**Set problem**
Please retype the data in full and exactly; the pictures are not part of the copy.
:: Excerpted records
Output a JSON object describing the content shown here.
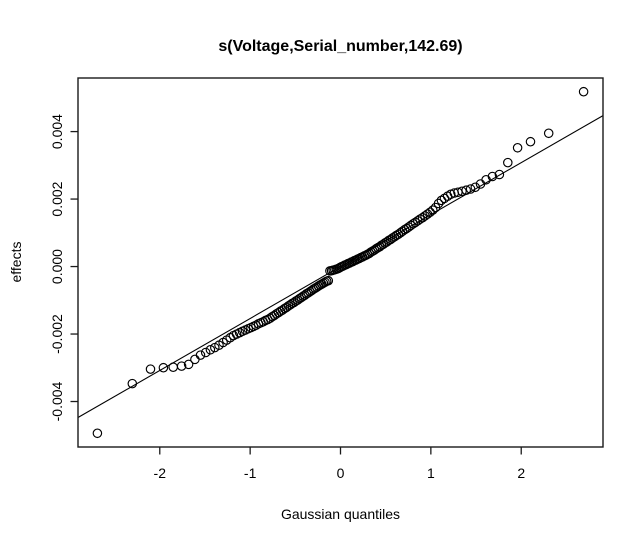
{
  "chart_data": {
    "type": "scatter",
    "title": "s(Voltage,Serial_number,142.69)",
    "xlabel": "Gaussian quantiles",
    "ylabel": "effects",
    "xlim": [
      -2.905,
      2.905
    ],
    "ylim": [
      -0.005348,
      0.005588
    ],
    "grid": "off",
    "legend": "none",
    "marker": "open-circle",
    "x_ticks": [
      -2,
      -1,
      0,
      1,
      2
    ],
    "x_tick_labels": [
      "-2",
      "-1",
      "0",
      "1",
      "2"
    ],
    "y_ticks": [
      -0.004,
      -0.002,
      0.0,
      0.002,
      0.004
    ],
    "y_tick_labels": [
      "-0.004",
      "-0.002",
      "0.000",
      "0.002",
      "0.004"
    ],
    "reference_line": {
      "slope": 0.00154,
      "intercept": 0.0
    },
    "colors": {
      "points": "#000000",
      "reference_line": "#000000",
      "frame": "#1a1a1a",
      "background": "#ffffff"
    },
    "points": [
      [
        -2.69,
        -0.004943
      ],
      [
        -2.304,
        -0.003468
      ],
      [
        -2.103,
        -0.003039
      ],
      [
        -1.96,
        -0.002998
      ],
      [
        -1.852,
        -0.002982
      ],
      [
        -1.759,
        -0.002949
      ],
      [
        -1.681,
        -0.002899
      ],
      [
        -1.611,
        -0.002751
      ],
      [
        -1.549,
        -0.002625
      ],
      [
        -1.492,
        -0.002548
      ],
      [
        -1.44,
        -0.002468
      ],
      [
        -1.391,
        -0.002402
      ],
      [
        -1.345,
        -0.002331
      ],
      [
        -1.299,
        -0.002251
      ],
      [
        -1.259,
        -0.002179
      ],
      [
        -1.221,
        -0.00211
      ],
      [
        -1.185,
        -0.002045
      ],
      [
        -1.15,
        -0.002001
      ],
      [
        -1.117,
        -0.00196
      ],
      [
        -1.084,
        -0.001919
      ],
      [
        -1.052,
        -0.00188
      ],
      [
        -1.022,
        -0.001844
      ],
      [
        -0.992,
        -0.001808
      ],
      [
        -0.963,
        -0.001773
      ],
      [
        -0.935,
        -0.00174
      ],
      [
        -0.907,
        -0.001697
      ],
      [
        -0.881,
        -0.001667
      ],
      [
        -0.855,
        -0.001637
      ],
      [
        -0.829,
        -0.001597
      ],
      [
        -0.804,
        -0.001568
      ],
      [
        -0.779,
        -0.00153
      ],
      [
        -0.755,
        -0.001483
      ],
      [
        -0.732,
        -0.001447
      ],
      [
        -0.709,
        -0.001402
      ],
      [
        -0.686,
        -0.001366
      ],
      [
        -0.664,
        -0.001323
      ],
      [
        -0.641,
        -0.001287
      ],
      [
        -0.619,
        -0.001243
      ],
      [
        -0.598,
        -0.001211
      ],
      [
        -0.576,
        -0.001167
      ],
      [
        -0.555,
        -0.001135
      ],
      [
        -0.534,
        -0.001092
      ],
      [
        -0.514,
        -0.001062
      ],
      [
        -0.494,
        -0.001021
      ],
      [
        -0.474,
        -0.00099
      ],
      [
        -0.454,
        -0.000949
      ],
      [
        -0.434,
        -0.000918
      ],
      [
        -0.414,
        -0.000878
      ],
      [
        -0.395,
        -0.000848
      ],
      [
        -0.376,
        -0.000809
      ],
      [
        -0.357,
        -0.00078
      ],
      [
        -0.338,
        -0.000741
      ],
      [
        -0.319,
        -0.000711
      ],
      [
        -0.3,
        -0.000672
      ],
      [
        -0.281,
        -0.000643
      ],
      [
        -0.263,
        -0.000615
      ],
      [
        -0.244,
        -0.000576
      ],
      [
        -0.226,
        -0.000548
      ],
      [
        -0.207,
        -0.000519
      ],
      [
        -0.189,
        -0.000491
      ],
      [
        -0.171,
        -0.000463
      ],
      [
        -0.153,
        -0.000436
      ],
      [
        -0.135,
        -0.000418
      ],
      [
        -0.117,
        -0.00013
      ],
      [
        -0.099,
        -0.000123
      ],
      [
        -0.081,
        -0.000105
      ],
      [
        -0.063,
        -9.7e-05
      ],
      [
        -0.045,
        -7.9e-05
      ],
      [
        -0.027,
        -6.2e-05
      ],
      [
        -0.009,
        -3.4e-05
      ],
      [
        0.009,
        -6e-06
      ],
      [
        0.027,
        1.2e-05
      ],
      [
        0.045,
        3.9e-05
      ],
      [
        0.063,
        5.7e-05
      ],
      [
        0.081,
        8.5e-05
      ],
      [
        0.099,
        0.000103
      ],
      [
        0.117,
        0.00013
      ],
      [
        0.135,
        0.000148
      ],
      [
        0.153,
        0.000176
      ],
      [
        0.171,
        0.000193
      ],
      [
        0.189,
        0.000221
      ],
      [
        0.207,
        0.000239
      ],
      [
        0.226,
        0.000268
      ],
      [
        0.244,
        0.000286
      ],
      [
        0.263,
        0.000315
      ],
      [
        0.281,
        0.000333
      ],
      [
        0.3,
        0.000362
      ],
      [
        0.319,
        0.000391
      ],
      [
        0.338,
        0.00043
      ],
      [
        0.357,
        0.00046
      ],
      [
        0.376,
        0.000489
      ],
      [
        0.395,
        0.000528
      ],
      [
        0.414,
        0.000558
      ],
      [
        0.434,
        0.000588
      ],
      [
        0.454,
        0.000629
      ],
      [
        0.474,
        0.00066
      ],
      [
        0.494,
        0.000701
      ],
      [
        0.514,
        0.000732
      ],
      [
        0.535,
        0.000774
      ],
      [
        0.555,
        0.000805
      ],
      [
        0.576,
        0.000847
      ],
      [
        0.598,
        0.000881
      ],
      [
        0.619,
        0.000923
      ],
      [
        0.641,
        0.000957
      ],
      [
        0.664,
        0.001003
      ],
      [
        0.686,
        0.001046
      ],
      [
        0.709,
        0.001092
      ],
      [
        0.732,
        0.001127
      ],
      [
        0.755,
        0.001173
      ],
      [
        0.779,
        0.00122
      ],
      [
        0.804,
        0.001268
      ],
      [
        0.829,
        0.001307
      ],
      [
        0.855,
        0.001357
      ],
      [
        0.881,
        0.001407
      ],
      [
        0.907,
        0.001447
      ],
      [
        0.935,
        0.0015
      ],
      [
        0.963,
        0.001553
      ],
      [
        0.992,
        0.001608
      ],
      [
        1.022,
        0.001674
      ],
      [
        1.052,
        0.00175
      ],
      [
        1.084,
        0.001869
      ],
      [
        1.117,
        0.00196
      ],
      [
        1.15,
        0.002021
      ],
      [
        1.185,
        0.002085
      ],
      [
        1.221,
        0.00214
      ],
      [
        1.259,
        0.002179
      ],
      [
        1.299,
        0.002201
      ],
      [
        1.345,
        0.002231
      ],
      [
        1.391,
        0.002262
      ],
      [
        1.44,
        0.002298
      ],
      [
        1.492,
        0.002348
      ],
      [
        1.549,
        0.002446
      ],
      [
        1.611,
        0.002571
      ],
      [
        1.681,
        0.002669
      ],
      [
        1.759,
        0.002729
      ],
      [
        1.852,
        0.003082
      ],
      [
        1.96,
        0.003518
      ],
      [
        2.103,
        0.003699
      ],
      [
        2.304,
        0.003948
      ],
      [
        2.69,
        0.005183
      ]
    ]
  }
}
::::
**Solved exercise**
Output a JSON object describing the content shown here.
{
  "chart_data": {
    "type": "scatter",
    "title": "s(Voltage,Serial_number,142.69)",
    "xlabel": "Gaussian quantiles",
    "ylabel": "effects",
    "xlim": [
      -2.905,
      2.905
    ],
    "ylim": [
      -0.005348,
      0.005588
    ],
    "grid": "off",
    "legend": "none",
    "marker": "open-circle",
    "x_ticks": [
      -2,
      -1,
      0,
      1,
      2
    ],
    "x_tick_labels": [
      "-2",
      "-1",
      "0",
      "1",
      "2"
    ],
    "y_ticks": [
      -0.004,
      -0.002,
      0.0,
      0.002,
      0.004
    ],
    "y_tick_labels": [
      "-0.004",
      "-0.002",
      "0.000",
      "0.002",
      "0.004"
    ],
    "reference_line": {
      "slope": 0.00154,
      "intercept": 0.0
    },
    "colors": {
      "points": "#000000",
      "reference_line": "#000000",
      "frame": "#1a1a1a",
      "background": "#ffffff"
    },
    "points": [
      [
        -2.69,
        -0.004943
      ],
      [
        -2.304,
        -0.003468
      ],
      [
        -2.103,
        -0.003039
      ],
      [
        -1.96,
        -0.002998
      ],
      [
        -1.852,
        -0.002982
      ],
      [
        -1.759,
        -0.002949
      ],
      [
        -1.681,
        -0.002899
      ],
      [
        -1.611,
        -0.002751
      ],
      [
        -1.549,
        -0.002625
      ],
      [
        -1.492,
        -0.002548
      ],
      [
        -1.44,
        -0.002468
      ],
      [
        -1.391,
        -0.002402
      ],
      [
        -1.345,
        -0.002331
      ],
      [
        -1.299,
        -0.002251
      ],
      [
        -1.259,
        -0.002179
      ],
      [
        -1.221,
        -0.00211
      ],
      [
        -1.185,
        -0.002045
      ],
      [
        -1.15,
        -0.002001
      ],
      [
        -1.117,
        -0.00196
      ],
      [
        -1.084,
        -0.001919
      ],
      [
        -1.052,
        -0.00188
      ],
      [
        -1.022,
        -0.001844
      ],
      [
        -0.992,
        -0.001808
      ],
      [
        -0.963,
        -0.001773
      ],
      [
        -0.935,
        -0.00174
      ],
      [
        -0.907,
        -0.001697
      ],
      [
        -0.881,
        -0.001667
      ],
      [
        -0.855,
        -0.001637
      ],
      [
        -0.829,
        -0.001597
      ],
      [
        -0.804,
        -0.001568
      ],
      [
        -0.779,
        -0.00153
      ],
      [
        -0.755,
        -0.001483
      ],
      [
        -0.732,
        -0.001447
      ],
      [
        -0.709,
        -0.001402
      ],
      [
        -0.686,
        -0.001366
      ],
      [
        -0.664,
        -0.001323
      ],
      [
        -0.641,
        -0.001287
      ],
      [
        -0.619,
        -0.001243
      ],
      [
        -0.598,
        -0.001211
      ],
      [
        -0.576,
        -0.001167
      ],
      [
        -0.555,
        -0.001135
      ],
      [
        -0.534,
        -0.001092
      ],
      [
        -0.514,
        -0.001062
      ],
      [
        -0.494,
        -0.001021
      ],
      [
        -0.474,
        -0.00099
      ],
      [
        -0.454,
        -0.000949
      ],
      [
        -0.434,
        -0.000918
      ],
      [
        -0.414,
        -0.000878
      ],
      [
        -0.395,
        -0.000848
      ],
      [
        -0.376,
        -0.000809
      ],
      [
        -0.357,
        -0.00078
      ],
      [
        -0.338,
        -0.000741
      ],
      [
        -0.319,
        -0.000711
      ],
      [
        -0.3,
        -0.000672
      ],
      [
        -0.281,
        -0.000643
      ],
      [
        -0.263,
        -0.000615
      ],
      [
        -0.244,
        -0.000576
      ],
      [
        -0.226,
        -0.000548
      ],
      [
        -0.207,
        -0.000519
      ],
      [
        -0.189,
        -0.000491
      ],
      [
        -0.171,
        -0.000463
      ],
      [
        -0.153,
        -0.000436
      ],
      [
        -0.135,
        -0.000418
      ],
      [
        -0.117,
        -0.00013
      ],
      [
        -0.099,
        -0.000123
      ],
      [
        -0.081,
        -0.000105
      ],
      [
        -0.063,
        -9.7e-05
      ],
      [
        -0.045,
        -7.9e-05
      ],
      [
        -0.027,
        -6.2e-05
      ],
      [
        -0.009,
        -3.4e-05
      ],
      [
        0.009,
        -6e-06
      ],
      [
        0.027,
        1.2e-05
      ],
      [
        0.045,
        3.9e-05
      ],
      [
        0.063,
        5.7e-05
      ],
      [
        0.081,
        8.5e-05
      ],
      [
        0.099,
        0.000103
      ],
      [
        0.117,
        0.00013
      ],
      [
        0.135,
        0.000148
      ],
      [
        0.153,
        0.000176
      ],
      [
        0.171,
        0.000193
      ],
      [
        0.189,
        0.000221
      ],
      [
        0.207,
        0.000239
      ],
      [
        0.226,
        0.000268
      ],
      [
        0.244,
        0.000286
      ],
      [
        0.263,
        0.000315
      ],
      [
        0.281,
        0.000333
      ],
      [
        0.3,
        0.000362
      ],
      [
        0.319,
        0.000391
      ],
      [
        0.338,
        0.00043
      ],
      [
        0.357,
        0.00046
      ],
      [
        0.376,
        0.000489
      ],
      [
        0.395,
        0.000528
      ],
      [
        0.414,
        0.000558
      ],
      [
        0.434,
        0.000588
      ],
      [
        0.454,
        0.000629
      ],
      [
        0.474,
        0.00066
      ],
      [
        0.494,
        0.000701
      ],
      [
        0.514,
        0.000732
      ],
      [
        0.535,
        0.000774
      ],
      [
        0.555,
        0.000805
      ],
      [
        0.576,
        0.000847
      ],
      [
        0.598,
        0.000881
      ],
      [
        0.619,
        0.000923
      ],
      [
        0.641,
        0.000957
      ],
      [
        0.664,
        0.001003
      ],
      [
        0.686,
        0.001046
      ],
      [
        0.709,
        0.001092
      ],
      [
        0.732,
        0.001127
      ],
      [
        0.755,
        0.001173
      ],
      [
        0.779,
        0.00122
      ],
      [
        0.804,
        0.001268
      ],
      [
        0.829,
        0.001307
      ],
      [
        0.855,
        0.001357
      ],
      [
        0.881,
        0.001407
      ],
      [
        0.907,
        0.001447
      ],
      [
        0.935,
        0.0015
      ],
      [
        0.963,
        0.001553
      ],
      [
        0.992,
        0.001608
      ],
      [
        1.022,
        0.001674
      ],
      [
        1.052,
        0.00175
      ],
      [
        1.084,
        0.001869
      ],
      [
        1.117,
        0.00196
      ],
      [
        1.15,
        0.002021
      ],
      [
        1.185,
        0.002085
      ],
      [
        1.221,
        0.00214
      ],
      [
        1.259,
        0.002179
      ],
      [
        1.299,
        0.002201
      ],
      [
        1.345,
        0.002231
      ],
      [
        1.391,
        0.002262
      ],
      [
        1.44,
        0.002298
      ],
      [
        1.492,
        0.002348
      ],
      [
        1.549,
        0.002446
      ],
      [
        1.611,
        0.002571
      ],
      [
        1.681,
        0.002669
      ],
      [
        1.759,
        0.002729
      ],
      [
        1.852,
        0.003082
      ],
      [
        1.96,
        0.003518
      ],
      [
        2.103,
        0.003699
      ],
      [
        2.304,
        0.003948
      ],
      [
        2.69,
        0.005183
      ]
    ]
  }
}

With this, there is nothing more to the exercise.